→ JOB
Check each line of the records below and collect those holding "screenshot".

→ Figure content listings
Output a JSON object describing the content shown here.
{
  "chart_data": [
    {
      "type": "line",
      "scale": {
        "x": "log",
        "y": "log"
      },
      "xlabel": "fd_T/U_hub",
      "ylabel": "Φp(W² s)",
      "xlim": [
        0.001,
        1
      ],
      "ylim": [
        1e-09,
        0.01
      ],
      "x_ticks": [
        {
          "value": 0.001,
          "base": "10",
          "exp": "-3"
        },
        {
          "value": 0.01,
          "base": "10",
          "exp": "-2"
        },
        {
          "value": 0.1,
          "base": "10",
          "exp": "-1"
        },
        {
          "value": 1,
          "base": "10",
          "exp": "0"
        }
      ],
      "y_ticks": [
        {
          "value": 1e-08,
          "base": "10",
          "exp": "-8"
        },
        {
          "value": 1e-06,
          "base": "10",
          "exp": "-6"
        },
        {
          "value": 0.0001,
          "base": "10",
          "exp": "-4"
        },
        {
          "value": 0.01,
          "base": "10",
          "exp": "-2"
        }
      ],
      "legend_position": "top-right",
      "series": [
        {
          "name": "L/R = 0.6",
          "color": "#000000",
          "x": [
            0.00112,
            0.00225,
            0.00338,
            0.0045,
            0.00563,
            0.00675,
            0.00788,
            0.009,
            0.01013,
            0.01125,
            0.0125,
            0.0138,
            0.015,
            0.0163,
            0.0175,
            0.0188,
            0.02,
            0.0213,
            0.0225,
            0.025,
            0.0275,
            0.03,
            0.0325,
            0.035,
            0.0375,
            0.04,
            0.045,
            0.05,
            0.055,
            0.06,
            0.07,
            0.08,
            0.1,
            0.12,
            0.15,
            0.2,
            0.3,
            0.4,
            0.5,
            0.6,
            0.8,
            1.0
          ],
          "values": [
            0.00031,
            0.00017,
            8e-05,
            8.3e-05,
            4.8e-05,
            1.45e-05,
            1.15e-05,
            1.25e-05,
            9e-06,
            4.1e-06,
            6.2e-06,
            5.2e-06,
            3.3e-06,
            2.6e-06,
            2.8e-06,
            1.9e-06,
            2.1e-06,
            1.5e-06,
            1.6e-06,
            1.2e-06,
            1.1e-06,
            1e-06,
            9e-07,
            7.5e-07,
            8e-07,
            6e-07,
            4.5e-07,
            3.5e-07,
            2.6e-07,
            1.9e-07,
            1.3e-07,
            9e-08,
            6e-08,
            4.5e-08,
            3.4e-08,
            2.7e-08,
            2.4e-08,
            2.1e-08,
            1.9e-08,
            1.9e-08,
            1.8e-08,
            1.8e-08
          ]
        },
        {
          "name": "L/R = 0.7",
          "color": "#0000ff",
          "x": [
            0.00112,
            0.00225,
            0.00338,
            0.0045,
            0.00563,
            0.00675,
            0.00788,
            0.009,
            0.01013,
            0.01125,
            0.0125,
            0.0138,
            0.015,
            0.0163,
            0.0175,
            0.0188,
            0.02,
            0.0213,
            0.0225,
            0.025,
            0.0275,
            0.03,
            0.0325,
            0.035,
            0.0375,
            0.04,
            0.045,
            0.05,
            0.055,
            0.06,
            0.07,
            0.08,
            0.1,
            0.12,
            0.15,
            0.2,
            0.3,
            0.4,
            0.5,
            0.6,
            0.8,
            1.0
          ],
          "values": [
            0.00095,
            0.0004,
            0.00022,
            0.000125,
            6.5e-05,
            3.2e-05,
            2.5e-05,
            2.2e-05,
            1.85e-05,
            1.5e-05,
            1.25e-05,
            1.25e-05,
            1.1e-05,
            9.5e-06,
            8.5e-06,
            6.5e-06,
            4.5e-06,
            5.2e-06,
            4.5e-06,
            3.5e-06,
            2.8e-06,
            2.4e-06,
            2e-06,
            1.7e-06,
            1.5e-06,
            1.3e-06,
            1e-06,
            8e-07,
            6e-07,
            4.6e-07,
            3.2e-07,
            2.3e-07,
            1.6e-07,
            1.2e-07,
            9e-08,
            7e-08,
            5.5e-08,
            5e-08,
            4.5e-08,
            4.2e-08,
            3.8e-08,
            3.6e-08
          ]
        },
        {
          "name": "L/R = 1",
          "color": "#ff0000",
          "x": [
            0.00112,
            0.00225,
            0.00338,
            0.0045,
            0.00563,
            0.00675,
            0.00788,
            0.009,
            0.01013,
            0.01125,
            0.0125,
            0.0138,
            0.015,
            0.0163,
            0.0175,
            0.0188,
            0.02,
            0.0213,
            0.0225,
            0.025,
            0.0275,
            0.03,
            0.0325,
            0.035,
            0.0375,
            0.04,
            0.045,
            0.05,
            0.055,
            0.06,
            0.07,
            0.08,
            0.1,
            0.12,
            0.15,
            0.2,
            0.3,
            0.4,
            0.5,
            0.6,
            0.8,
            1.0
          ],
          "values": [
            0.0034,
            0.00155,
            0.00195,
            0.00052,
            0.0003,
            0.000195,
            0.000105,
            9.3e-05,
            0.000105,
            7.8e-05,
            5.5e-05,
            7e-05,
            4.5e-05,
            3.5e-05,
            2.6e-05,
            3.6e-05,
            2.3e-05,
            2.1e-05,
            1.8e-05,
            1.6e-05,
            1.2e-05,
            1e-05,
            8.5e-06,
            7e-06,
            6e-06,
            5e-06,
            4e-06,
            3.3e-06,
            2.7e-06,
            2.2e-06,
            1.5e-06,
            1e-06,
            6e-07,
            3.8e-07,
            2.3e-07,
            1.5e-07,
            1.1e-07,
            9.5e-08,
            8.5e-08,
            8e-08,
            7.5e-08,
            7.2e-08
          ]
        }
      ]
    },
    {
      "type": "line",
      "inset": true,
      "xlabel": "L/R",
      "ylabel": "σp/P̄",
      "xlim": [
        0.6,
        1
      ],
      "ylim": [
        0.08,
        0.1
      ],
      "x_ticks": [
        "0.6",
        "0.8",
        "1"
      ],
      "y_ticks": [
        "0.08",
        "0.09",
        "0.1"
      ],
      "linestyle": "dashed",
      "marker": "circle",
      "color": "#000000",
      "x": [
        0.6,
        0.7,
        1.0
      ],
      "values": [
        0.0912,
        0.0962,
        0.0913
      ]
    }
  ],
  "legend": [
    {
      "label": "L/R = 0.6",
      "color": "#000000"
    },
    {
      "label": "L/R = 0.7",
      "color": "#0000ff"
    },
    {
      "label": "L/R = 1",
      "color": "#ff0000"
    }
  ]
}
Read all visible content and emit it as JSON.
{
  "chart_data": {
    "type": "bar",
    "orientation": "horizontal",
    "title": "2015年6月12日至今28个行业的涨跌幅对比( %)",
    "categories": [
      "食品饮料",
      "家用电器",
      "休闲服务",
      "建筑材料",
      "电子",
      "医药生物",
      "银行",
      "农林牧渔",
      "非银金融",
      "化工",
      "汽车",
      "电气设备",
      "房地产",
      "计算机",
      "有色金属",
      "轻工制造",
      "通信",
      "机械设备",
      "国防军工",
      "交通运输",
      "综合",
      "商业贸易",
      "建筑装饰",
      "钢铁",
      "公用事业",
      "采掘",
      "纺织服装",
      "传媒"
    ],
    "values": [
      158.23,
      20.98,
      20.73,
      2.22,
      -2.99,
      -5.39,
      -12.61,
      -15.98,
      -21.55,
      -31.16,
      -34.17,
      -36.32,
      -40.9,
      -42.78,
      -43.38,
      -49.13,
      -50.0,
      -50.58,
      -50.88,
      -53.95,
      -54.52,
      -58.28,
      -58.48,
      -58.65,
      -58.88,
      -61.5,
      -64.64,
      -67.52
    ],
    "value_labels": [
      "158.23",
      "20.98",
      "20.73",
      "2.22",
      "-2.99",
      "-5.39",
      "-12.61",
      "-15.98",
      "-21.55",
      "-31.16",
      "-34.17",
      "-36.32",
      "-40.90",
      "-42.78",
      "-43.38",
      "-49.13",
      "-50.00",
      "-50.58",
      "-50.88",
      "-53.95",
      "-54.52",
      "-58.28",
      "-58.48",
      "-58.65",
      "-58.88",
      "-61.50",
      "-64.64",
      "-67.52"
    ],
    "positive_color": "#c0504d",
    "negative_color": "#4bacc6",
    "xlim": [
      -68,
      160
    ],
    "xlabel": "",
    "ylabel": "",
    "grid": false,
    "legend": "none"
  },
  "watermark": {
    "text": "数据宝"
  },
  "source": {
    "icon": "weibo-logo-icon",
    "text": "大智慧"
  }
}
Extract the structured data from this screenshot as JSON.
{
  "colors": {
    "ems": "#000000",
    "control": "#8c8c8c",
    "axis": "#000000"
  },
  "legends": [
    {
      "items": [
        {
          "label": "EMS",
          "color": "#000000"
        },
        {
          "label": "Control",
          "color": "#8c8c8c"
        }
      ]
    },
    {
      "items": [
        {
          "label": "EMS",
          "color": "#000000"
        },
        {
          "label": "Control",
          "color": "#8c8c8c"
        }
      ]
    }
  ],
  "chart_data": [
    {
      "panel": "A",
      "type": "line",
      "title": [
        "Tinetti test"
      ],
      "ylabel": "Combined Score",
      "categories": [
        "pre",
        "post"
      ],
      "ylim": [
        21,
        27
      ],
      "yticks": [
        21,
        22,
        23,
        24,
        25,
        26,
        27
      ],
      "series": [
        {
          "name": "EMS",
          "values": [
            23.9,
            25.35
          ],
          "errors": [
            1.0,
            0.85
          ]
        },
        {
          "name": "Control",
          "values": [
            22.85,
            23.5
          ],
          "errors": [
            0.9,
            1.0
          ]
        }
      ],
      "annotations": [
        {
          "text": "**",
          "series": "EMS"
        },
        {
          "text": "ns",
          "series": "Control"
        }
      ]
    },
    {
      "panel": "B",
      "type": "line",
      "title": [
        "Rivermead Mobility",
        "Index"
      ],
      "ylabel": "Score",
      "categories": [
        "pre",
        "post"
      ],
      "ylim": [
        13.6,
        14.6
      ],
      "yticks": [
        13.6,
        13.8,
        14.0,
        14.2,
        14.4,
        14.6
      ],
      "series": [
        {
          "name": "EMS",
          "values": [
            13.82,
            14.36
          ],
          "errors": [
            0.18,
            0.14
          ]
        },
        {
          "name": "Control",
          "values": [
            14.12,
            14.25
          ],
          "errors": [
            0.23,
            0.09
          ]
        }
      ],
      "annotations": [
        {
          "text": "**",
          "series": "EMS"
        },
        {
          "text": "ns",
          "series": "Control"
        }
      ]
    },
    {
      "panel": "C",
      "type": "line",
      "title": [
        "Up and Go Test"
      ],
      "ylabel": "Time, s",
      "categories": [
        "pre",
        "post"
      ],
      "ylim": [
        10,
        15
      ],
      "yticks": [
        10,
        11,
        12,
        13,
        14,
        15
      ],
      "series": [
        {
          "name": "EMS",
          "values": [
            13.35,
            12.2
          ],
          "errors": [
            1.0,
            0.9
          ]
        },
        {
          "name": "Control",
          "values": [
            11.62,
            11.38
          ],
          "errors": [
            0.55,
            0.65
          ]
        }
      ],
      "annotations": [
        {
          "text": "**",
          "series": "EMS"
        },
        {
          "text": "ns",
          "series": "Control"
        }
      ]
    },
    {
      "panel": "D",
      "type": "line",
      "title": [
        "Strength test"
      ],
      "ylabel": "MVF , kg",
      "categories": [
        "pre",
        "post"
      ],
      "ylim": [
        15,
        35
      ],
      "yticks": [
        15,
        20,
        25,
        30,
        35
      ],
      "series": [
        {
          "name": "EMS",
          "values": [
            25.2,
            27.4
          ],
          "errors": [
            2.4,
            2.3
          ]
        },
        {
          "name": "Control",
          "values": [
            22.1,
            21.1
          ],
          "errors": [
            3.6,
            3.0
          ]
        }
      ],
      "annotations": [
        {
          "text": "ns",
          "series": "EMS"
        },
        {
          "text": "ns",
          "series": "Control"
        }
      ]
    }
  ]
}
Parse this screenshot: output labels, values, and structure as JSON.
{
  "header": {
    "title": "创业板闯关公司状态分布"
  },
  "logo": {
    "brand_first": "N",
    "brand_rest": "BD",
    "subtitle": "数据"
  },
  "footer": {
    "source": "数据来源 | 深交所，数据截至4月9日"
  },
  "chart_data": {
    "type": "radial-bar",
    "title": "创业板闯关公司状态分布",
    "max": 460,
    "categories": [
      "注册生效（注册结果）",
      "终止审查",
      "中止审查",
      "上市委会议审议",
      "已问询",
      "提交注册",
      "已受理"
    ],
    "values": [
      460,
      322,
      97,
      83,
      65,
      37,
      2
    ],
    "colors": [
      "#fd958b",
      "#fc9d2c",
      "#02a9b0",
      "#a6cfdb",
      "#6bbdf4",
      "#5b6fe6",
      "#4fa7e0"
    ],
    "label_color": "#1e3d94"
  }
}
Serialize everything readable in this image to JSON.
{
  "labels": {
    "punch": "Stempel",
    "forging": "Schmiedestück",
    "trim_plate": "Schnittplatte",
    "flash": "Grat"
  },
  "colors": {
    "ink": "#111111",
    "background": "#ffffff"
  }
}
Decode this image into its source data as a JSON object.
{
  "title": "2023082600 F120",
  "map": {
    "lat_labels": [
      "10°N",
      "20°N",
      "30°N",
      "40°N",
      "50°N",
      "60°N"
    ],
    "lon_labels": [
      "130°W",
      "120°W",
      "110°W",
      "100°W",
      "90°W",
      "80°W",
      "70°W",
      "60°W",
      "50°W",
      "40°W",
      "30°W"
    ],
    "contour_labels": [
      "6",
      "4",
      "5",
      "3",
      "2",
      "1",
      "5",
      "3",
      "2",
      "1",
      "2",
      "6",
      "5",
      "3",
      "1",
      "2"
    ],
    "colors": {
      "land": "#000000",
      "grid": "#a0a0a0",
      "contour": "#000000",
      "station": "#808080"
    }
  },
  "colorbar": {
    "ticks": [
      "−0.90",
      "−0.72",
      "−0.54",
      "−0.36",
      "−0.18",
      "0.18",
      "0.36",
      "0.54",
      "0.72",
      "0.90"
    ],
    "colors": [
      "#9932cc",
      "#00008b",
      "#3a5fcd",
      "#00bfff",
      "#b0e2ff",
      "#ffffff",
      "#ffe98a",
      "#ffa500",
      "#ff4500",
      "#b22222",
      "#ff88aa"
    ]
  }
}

→ RESULT OF THE EXERCISE
Extract the structured data from this screenshot as JSON.
Parse this screenshot: output labels, values, and structure as JSON.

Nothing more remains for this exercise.